### Your objective
From the entries below, please gather each line containing the string "Nông".

(Items from a data source)
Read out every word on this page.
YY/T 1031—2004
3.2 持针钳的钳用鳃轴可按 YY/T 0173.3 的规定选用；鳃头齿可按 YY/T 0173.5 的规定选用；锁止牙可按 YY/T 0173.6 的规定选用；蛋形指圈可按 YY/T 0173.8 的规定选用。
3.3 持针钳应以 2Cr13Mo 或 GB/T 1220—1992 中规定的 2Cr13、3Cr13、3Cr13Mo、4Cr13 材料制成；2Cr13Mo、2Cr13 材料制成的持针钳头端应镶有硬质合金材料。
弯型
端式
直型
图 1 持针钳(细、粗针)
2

...

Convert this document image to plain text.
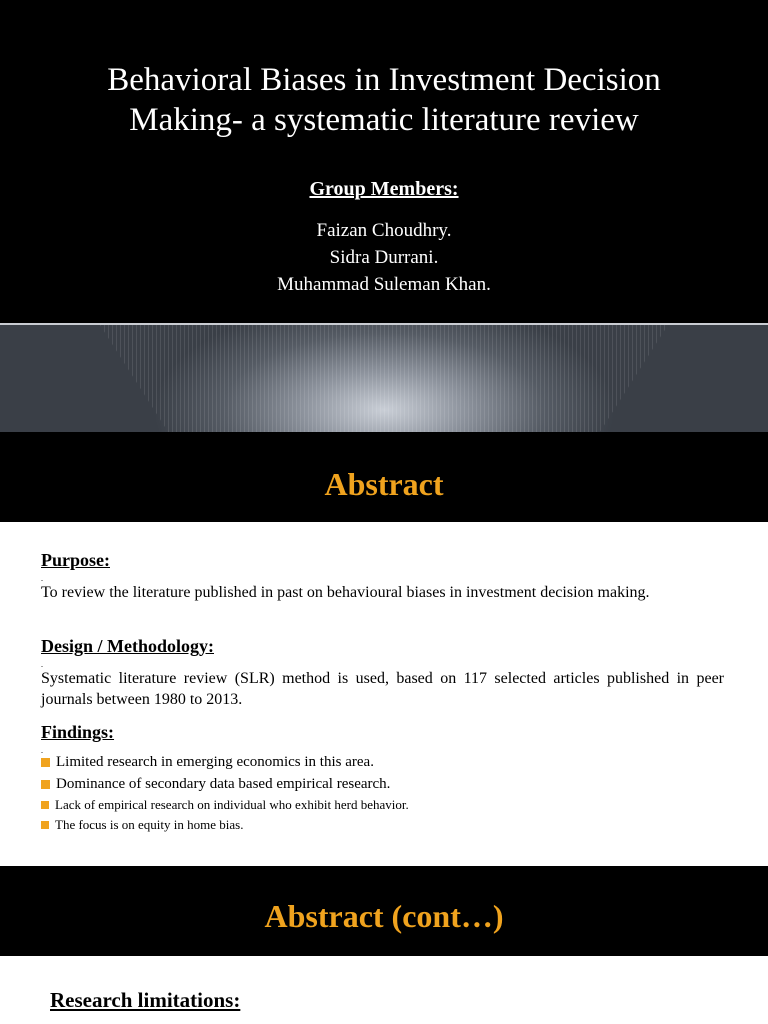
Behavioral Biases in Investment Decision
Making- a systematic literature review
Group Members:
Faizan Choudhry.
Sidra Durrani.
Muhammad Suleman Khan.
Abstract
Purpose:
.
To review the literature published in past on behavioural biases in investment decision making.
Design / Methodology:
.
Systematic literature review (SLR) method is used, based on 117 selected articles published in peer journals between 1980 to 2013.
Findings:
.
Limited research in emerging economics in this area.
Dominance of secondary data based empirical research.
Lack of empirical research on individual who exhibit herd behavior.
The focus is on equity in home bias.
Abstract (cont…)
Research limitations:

...

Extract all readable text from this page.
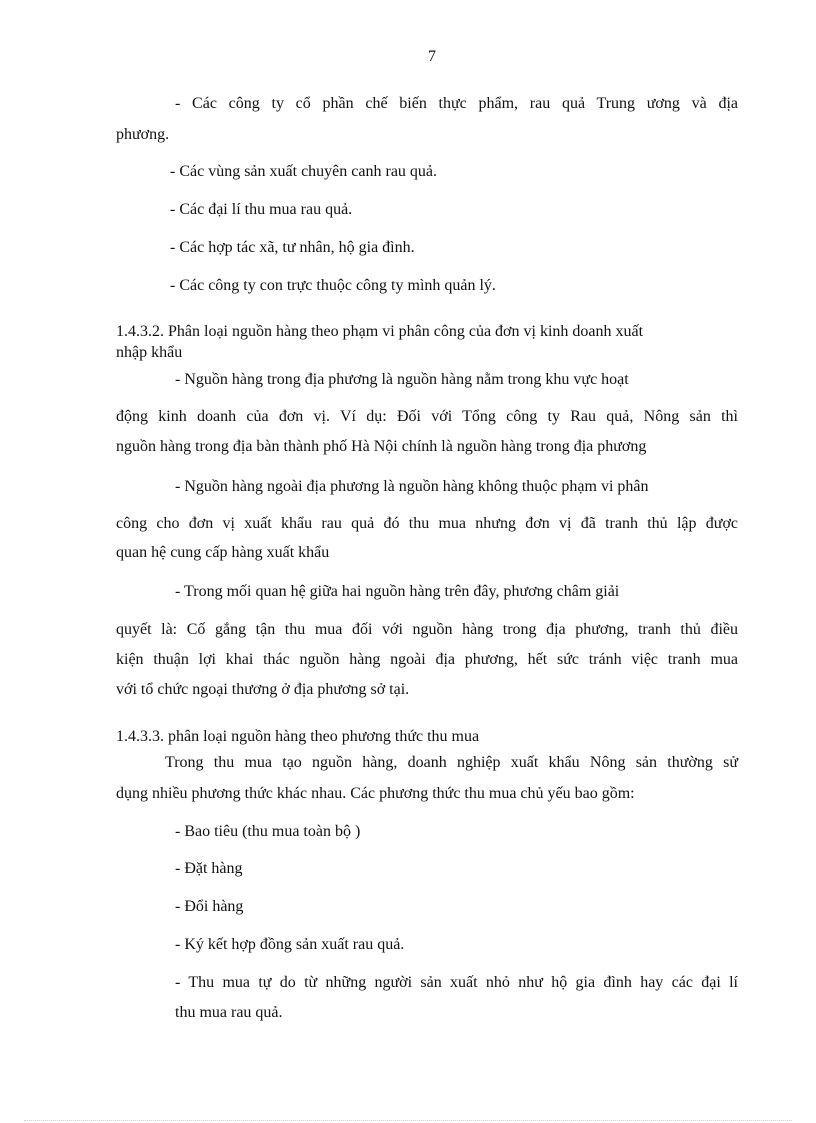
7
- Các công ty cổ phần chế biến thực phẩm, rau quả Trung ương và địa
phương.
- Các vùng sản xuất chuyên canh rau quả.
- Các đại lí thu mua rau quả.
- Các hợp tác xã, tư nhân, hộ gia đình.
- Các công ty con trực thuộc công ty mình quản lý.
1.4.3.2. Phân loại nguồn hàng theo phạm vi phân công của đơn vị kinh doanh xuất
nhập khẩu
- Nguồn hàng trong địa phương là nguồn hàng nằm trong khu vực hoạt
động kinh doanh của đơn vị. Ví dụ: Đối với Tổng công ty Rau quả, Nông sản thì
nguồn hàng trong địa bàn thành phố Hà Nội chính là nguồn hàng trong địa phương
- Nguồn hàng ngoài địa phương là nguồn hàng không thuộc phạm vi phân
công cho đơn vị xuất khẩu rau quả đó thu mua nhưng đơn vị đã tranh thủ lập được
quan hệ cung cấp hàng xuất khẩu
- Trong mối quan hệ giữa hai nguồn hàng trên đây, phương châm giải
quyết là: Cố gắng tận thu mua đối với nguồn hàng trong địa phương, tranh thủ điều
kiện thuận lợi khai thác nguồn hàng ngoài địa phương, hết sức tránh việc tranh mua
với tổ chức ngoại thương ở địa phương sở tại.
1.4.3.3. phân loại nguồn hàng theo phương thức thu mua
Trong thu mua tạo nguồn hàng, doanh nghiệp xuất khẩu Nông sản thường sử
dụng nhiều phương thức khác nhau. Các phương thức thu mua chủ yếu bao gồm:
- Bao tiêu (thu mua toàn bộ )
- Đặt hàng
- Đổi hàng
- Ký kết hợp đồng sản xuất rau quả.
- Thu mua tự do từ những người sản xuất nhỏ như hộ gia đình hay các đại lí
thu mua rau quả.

### Correct answer
động kinh doanh của đơn vị. Ví dụ: Đối với Tổng công ty Rau quả, Nông sản thì
Trong thu mua tạo nguồn hàng, doanh nghiệp xuất khẩu Nông sản thường sử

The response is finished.